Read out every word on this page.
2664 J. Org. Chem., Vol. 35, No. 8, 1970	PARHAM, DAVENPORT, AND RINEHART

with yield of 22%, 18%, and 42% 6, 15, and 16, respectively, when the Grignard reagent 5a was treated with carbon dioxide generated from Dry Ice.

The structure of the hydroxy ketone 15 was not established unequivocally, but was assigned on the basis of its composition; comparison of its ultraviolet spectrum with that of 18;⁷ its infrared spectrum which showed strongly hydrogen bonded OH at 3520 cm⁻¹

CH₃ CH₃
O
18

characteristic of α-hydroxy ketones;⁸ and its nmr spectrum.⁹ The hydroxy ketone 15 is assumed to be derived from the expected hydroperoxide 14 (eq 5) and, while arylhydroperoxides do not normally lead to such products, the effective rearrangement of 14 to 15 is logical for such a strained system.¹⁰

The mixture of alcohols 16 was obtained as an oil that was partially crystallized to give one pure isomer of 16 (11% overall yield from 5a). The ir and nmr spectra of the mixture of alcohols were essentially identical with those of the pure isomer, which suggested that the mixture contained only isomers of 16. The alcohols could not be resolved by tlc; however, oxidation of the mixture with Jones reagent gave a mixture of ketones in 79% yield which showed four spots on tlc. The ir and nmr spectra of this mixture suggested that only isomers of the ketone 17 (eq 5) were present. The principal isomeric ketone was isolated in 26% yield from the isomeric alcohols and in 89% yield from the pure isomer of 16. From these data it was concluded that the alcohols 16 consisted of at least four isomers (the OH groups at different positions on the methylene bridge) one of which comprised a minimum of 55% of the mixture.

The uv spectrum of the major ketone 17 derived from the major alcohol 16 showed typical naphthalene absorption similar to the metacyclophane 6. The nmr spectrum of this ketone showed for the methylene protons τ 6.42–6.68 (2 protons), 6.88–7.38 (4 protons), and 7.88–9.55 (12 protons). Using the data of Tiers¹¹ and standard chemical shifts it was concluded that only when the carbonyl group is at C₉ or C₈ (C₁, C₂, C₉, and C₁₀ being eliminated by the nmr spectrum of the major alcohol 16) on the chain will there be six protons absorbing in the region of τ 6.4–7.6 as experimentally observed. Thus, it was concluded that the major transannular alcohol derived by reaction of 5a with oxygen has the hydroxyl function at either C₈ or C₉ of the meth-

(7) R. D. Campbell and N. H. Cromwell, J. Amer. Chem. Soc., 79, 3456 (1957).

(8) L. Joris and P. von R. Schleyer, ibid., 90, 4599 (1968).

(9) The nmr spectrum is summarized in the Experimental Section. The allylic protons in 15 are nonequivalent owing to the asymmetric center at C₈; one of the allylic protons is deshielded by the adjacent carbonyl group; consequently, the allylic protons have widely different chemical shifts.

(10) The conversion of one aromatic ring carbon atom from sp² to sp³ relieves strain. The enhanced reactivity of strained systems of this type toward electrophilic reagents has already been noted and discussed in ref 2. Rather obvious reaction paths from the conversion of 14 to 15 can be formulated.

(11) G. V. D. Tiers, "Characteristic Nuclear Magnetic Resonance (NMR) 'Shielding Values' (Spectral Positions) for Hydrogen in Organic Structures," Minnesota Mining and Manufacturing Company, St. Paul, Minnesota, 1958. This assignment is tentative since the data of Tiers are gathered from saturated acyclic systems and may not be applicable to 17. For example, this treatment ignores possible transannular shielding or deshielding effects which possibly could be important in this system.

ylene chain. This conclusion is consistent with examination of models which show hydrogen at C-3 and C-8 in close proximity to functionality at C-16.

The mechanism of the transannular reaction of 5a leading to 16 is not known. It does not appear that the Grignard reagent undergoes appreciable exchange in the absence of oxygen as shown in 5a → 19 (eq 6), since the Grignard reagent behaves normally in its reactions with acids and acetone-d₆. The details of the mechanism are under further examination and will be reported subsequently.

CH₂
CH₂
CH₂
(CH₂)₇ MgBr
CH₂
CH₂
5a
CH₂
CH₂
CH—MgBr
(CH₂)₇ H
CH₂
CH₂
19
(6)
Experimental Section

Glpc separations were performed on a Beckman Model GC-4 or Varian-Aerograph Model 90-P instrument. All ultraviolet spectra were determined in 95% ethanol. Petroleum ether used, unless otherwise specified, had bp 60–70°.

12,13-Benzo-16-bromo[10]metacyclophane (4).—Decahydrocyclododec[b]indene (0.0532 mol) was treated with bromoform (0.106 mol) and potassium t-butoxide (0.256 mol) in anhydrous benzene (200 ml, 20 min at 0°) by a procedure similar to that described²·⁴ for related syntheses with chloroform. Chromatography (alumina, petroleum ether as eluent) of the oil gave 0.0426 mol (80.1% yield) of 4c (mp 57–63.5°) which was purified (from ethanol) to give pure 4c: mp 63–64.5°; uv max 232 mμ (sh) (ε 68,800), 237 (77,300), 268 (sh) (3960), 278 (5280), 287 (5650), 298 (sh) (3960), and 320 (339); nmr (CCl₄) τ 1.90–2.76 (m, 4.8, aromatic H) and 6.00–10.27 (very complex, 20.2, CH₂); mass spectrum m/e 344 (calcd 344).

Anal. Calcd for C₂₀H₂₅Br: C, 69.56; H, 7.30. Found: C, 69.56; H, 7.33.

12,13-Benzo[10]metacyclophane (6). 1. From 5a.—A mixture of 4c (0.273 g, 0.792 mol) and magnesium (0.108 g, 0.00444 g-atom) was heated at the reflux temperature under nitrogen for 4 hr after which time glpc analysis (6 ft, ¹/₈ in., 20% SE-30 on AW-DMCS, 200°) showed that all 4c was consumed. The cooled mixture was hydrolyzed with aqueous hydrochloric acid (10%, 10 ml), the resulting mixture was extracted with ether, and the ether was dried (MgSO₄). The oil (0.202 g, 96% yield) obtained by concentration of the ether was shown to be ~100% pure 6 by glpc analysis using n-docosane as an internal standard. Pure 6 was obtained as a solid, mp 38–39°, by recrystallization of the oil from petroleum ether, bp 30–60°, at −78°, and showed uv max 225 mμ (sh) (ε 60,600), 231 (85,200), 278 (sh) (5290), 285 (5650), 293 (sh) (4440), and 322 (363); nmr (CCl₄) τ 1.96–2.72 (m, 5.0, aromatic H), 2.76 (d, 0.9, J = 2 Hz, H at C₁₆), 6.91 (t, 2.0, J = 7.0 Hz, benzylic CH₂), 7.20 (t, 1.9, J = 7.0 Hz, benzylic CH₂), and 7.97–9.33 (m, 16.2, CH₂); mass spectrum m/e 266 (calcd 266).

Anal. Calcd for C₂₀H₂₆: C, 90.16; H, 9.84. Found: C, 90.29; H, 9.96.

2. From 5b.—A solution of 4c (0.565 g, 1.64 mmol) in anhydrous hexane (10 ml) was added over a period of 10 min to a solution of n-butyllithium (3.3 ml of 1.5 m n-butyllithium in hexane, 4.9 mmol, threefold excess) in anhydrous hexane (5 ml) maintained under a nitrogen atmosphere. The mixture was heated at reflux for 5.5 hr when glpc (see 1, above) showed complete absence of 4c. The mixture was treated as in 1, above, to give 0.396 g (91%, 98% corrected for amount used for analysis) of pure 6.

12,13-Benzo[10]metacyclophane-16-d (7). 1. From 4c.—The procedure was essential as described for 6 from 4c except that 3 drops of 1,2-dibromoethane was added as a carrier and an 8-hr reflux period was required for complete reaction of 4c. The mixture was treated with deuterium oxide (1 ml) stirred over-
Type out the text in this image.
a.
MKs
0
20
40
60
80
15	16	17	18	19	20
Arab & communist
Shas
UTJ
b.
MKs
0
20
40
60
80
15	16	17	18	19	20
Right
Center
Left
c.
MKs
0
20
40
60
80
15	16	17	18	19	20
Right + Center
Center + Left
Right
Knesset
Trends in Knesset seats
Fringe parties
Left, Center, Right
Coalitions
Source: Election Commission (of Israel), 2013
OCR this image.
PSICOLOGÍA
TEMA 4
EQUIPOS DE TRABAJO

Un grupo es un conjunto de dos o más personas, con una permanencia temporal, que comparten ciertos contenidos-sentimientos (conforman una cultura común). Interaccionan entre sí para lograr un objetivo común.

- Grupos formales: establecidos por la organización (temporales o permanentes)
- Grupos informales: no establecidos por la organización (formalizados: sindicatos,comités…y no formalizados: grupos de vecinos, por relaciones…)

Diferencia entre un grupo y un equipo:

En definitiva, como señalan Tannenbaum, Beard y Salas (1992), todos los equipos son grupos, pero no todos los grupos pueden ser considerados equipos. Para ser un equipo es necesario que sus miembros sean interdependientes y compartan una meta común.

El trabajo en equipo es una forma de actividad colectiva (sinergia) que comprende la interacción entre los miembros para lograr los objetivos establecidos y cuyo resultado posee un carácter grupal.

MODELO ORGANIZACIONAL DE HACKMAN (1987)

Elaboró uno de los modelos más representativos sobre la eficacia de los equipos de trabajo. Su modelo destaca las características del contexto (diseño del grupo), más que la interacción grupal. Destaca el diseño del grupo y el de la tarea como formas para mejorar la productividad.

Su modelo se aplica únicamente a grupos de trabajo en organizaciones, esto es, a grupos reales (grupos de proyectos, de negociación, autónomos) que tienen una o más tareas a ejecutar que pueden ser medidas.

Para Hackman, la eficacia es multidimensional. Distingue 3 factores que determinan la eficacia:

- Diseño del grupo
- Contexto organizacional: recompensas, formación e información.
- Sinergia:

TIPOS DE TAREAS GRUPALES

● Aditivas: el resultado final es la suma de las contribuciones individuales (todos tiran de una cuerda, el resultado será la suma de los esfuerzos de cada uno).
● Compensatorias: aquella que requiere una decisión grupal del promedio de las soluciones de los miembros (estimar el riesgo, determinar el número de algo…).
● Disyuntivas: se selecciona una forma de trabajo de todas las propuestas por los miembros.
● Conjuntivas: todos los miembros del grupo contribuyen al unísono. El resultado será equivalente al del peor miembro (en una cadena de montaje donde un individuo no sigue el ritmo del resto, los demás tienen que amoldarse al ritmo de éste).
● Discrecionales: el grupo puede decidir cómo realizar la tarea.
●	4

■ ■ ■ ■ ■

| Problem |
Check each line of the records for the word "pueden" and extract those that contain it.

| The solution |
En definitiva, como señalan Tannenbaum, Beard y Salas (1992), todos los equipos son grupos, pero no todos los grupos pueden ser considerados equipos. Para ser un equipo es necesario que sus miembros sean interdependientes y compartan una meta común.
Su modelo se aplica únicamente a grupos de trabajo en organizaciones, esto es, a grupos reales (grupos de proyectos, de negociación, autónomos) que tienen una o más tareas a ejecutar que pueden ser medidas.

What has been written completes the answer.